--- start of Material provided ---
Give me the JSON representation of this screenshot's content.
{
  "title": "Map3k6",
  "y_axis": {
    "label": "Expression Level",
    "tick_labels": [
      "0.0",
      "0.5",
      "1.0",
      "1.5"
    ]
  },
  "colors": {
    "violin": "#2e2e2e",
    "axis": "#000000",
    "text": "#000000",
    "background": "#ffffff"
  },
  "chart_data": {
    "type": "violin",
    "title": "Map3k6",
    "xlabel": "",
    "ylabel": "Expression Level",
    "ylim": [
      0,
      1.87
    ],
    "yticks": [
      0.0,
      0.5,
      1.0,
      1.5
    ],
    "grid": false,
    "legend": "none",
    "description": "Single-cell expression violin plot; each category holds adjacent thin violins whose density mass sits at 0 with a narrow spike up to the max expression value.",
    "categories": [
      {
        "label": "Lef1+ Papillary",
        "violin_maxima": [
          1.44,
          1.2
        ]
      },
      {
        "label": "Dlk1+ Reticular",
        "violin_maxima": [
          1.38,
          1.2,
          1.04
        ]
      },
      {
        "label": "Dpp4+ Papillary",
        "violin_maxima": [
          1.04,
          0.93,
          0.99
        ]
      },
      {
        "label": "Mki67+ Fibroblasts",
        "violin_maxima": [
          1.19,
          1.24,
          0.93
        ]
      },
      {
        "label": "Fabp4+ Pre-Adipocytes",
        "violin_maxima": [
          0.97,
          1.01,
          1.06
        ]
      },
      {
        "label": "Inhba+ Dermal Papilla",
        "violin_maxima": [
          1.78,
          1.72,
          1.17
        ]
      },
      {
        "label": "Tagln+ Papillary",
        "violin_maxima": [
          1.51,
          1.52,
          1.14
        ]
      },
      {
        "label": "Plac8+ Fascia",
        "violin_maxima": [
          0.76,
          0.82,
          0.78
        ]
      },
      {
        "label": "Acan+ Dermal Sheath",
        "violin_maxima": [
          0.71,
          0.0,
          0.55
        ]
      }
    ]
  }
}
--- end of Material provided ---
Exercise requirements → Filter the records for lines holding the string "Dermal". Copy each one.

Exercise solution →
        "label": "Inhba+ Dermal Papilla",
        "label": "Acan+ Dermal Sheath",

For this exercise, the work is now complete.